Exercise prompt :: Output the full listing below exactly as it reads, and skip anything that is a picture.

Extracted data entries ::
:::::

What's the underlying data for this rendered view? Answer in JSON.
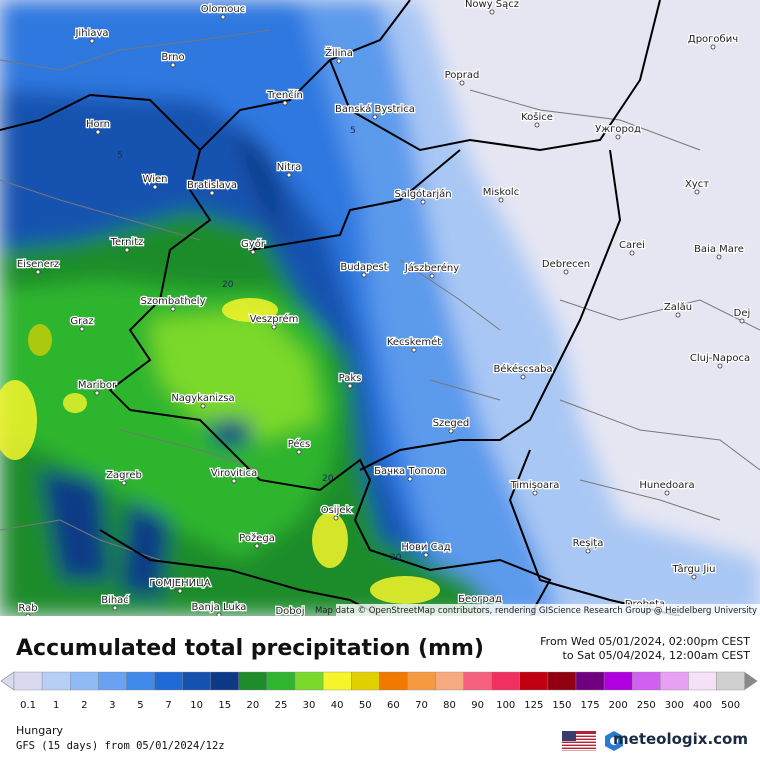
{
  "map": {
    "cities": [
      "Olomouc",
      "Nowy Sącz",
      "Jihlava",
      "Žilina",
      "Дрогобич",
      "Brno",
      "Poprad",
      "Trenčín",
      "Banská Bystrica",
      "Horn",
      "Košice",
      "Ужгород",
      "Nitra",
      "Wien",
      "Bratislava",
      "Salgótarján",
      "Miskolc",
      "Хуст",
      "Ternitz",
      "Győr",
      "Carei",
      "Baia Mare",
      "Eisenerz",
      "Budapest",
      "Jászberény",
      "Debrecen",
      "Szombathely",
      "Zalău",
      "Graz",
      "Veszprém",
      "Dej",
      "Kecskemét",
      "Cluj-Napoca",
      "Maribor",
      "Paks",
      "Békéscsaba",
      "Nagykanizsa",
      "Szeged",
      "Pécs",
      "Zagreb",
      "Virovitica",
      "Бачка Топола",
      "Timișoara",
      "Hunedoara",
      "Osijek",
      "Požega",
      "Нови Сад",
      "Reșița",
      "Târgu Jiu",
      "Bihać",
      "ГОМЈЕНИЦА",
      "Banja Luka",
      "Doboj",
      "Београд",
      "Drobeta",
      "Rab"
    ],
    "contour_labels": [
      "5",
      "5",
      "20",
      "20",
      "20"
    ],
    "attribution": "Map data © OpenStreetMap contributors, rendering GIScience Research Group @ Heidelberg University"
  },
  "header": {
    "title": "Accumulated total precipitation (mm)",
    "from": "From Wed 05/01/2024, 02:00pm CEST",
    "to": "to Sat 05/04/2024, 12:00am CEST"
  },
  "legend": {
    "items": [
      {
        "value": 0.1,
        "color": "#d9d9f0"
      },
      {
        "value": 1,
        "color": "#b7cff6"
      },
      {
        "value": 2,
        "color": "#8fbaf6"
      },
      {
        "value": 3,
        "color": "#68a2f0"
      },
      {
        "value": 5,
        "color": "#3f8ae8"
      },
      {
        "value": 7,
        "color": "#1f6ad6"
      },
      {
        "value": 10,
        "color": "#1552b0"
      },
      {
        "value": 15,
        "color": "#0d3a86"
      },
      {
        "value": 20,
        "color": "#1e8c2a"
      },
      {
        "value": 25,
        "color": "#2fb52f"
      },
      {
        "value": 30,
        "color": "#7ad92a"
      },
      {
        "value": 40,
        "color": "#f5f52a"
      },
      {
        "value": 50,
        "color": "#e0d000"
      },
      {
        "value": 60,
        "color": "#f07a00"
      },
      {
        "value": 70,
        "color": "#f59a40"
      },
      {
        "value": 80,
        "color": "#f5aa80"
      },
      {
        "value": 90,
        "color": "#f56080"
      },
      {
        "value": 100,
        "color": "#f03060"
      },
      {
        "value": 125,
        "color": "#c00010"
      },
      {
        "value": 150,
        "color": "#900010"
      },
      {
        "value": 175,
        "color": "#700080"
      },
      {
        "value": 200,
        "color": "#b000e0"
      },
      {
        "value": 250,
        "color": "#d060f0"
      },
      {
        "value": 300,
        "color": "#e8a0f5"
      },
      {
        "value": 400,
        "color": "#f5e0f8"
      },
      {
        "value": 500,
        "color": "#d0d0d0"
      }
    ]
  },
  "footer": {
    "region": "Hungary",
    "model": "GFS (15 days) from 05/01/2024/12z",
    "logo": "meteologix.com"
  }
}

:::::

The output ::
What's the underlying data for this rendered view? Answer in JSON.
{
  "map": {
    "cities": [
      "Olomouc",
      "Nowy Sącz",
      "Jihlava",
      "Žilina",
      "Дрогобич",
      "Brno",
      "Poprad",
      "Trenčín",
      "Banská Bystrica",
      "Horn",
      "Košice",
      "Ужгород",
      "Nitra",
      "Wien",
      "Bratislava",
      "Salgótarján",
      "Miskolc",
      "Хуст",
      "Ternitz",
      "Győr",
      "Carei",
      "Baia Mare",
      "Eisenerz",
      "Budapest",
      "Jászberény",
      "Debrecen",
      "Szombathely",
      "Zalău",
      "Graz",
      "Veszprém",
      "Dej",
      "Kecskemét",
      "Cluj-Napoca",
      "Maribor",
      "Paks",
      "Békéscsaba",
      "Nagykanizsa",
      "Szeged",
      "Pécs",
      "Zagreb",
      "Virovitica",
      "Бачка Топола",
      "Timișoara",
      "Hunedoara",
      "Osijek",
      "Požega",
      "Нови Сад",
      "Reșița",
      "Târgu Jiu",
      "Bihać",
      "ГОМЈЕНИЦА",
      "Banja Luka",
      "Doboj",
      "Београд",
      "Drobeta",
      "Rab"
    ],
    "contour_labels": [
      "5",
      "5",
      "20",
      "20",
      "20"
    ],
    "attribution": "Map data © OpenStreetMap contributors, rendering GIScience Research Group @ Heidelberg University"
  },
  "header": {
    "title": "Accumulated total precipitation (mm)",
    "from": "From Wed 05/01/2024, 02:00pm CEST",
    "to": "to Sat 05/04/2024, 12:00am CEST"
  },
  "legend": {
    "items": [
      {
        "value": 0.1,
        "color": "#d9d9f0"
      },
      {
        "value": 1,
        "color": "#b7cff6"
      },
      {
        "value": 2,
        "color": "#8fbaf6"
      },
      {
        "value": 3,
        "color": "#68a2f0"
      },
      {
        "value": 5,
        "color": "#3f8ae8"
      },
      {
        "value": 7,
        "color": "#1f6ad6"
      },
      {
        "value": 10,
        "color": "#1552b0"
      },
      {
        "value": 15,
        "color": "#0d3a86"
      },
      {
        "value": 20,
        "color": "#1e8c2a"
      },
      {
        "value": 25,
        "color": "#2fb52f"
      },
      {
        "value": 30,
        "color": "#7ad92a"
      },
      {
        "value": 40,
        "color": "#f5f52a"
      },
      {
        "value": 50,
        "color": "#e0d000"
      },
      {
        "value": 60,
        "color": "#f07a00"
      },
      {
        "value": 70,
        "color": "#f59a40"
      },
      {
        "value": 80,
        "color": "#f5aa80"
      },
      {
        "value": 90,
        "color": "#f56080"
      },
      {
        "value": 100,
        "color": "#f03060"
      },
      {
        "value": 125,
        "color": "#c00010"
      },
      {
        "value": 150,
        "color": "#900010"
      },
      {
        "value": 175,
        "color": "#700080"
      },
      {
        "value": 200,
        "color": "#b000e0"
      },
      {
        "value": 250,
        "color": "#d060f0"
      },
      {
        "value": 300,
        "color": "#e8a0f5"
      },
      {
        "value": 400,
        "color": "#f5e0f8"
      },
      {
        "value": 500,
        "color": "#d0d0d0"
      }
    ]
  },
  "footer": {
    "region": "Hungary",
    "model": "GFS (15 days) from 05/01/2024/12z",
    "logo": "meteologix.com"
  }
}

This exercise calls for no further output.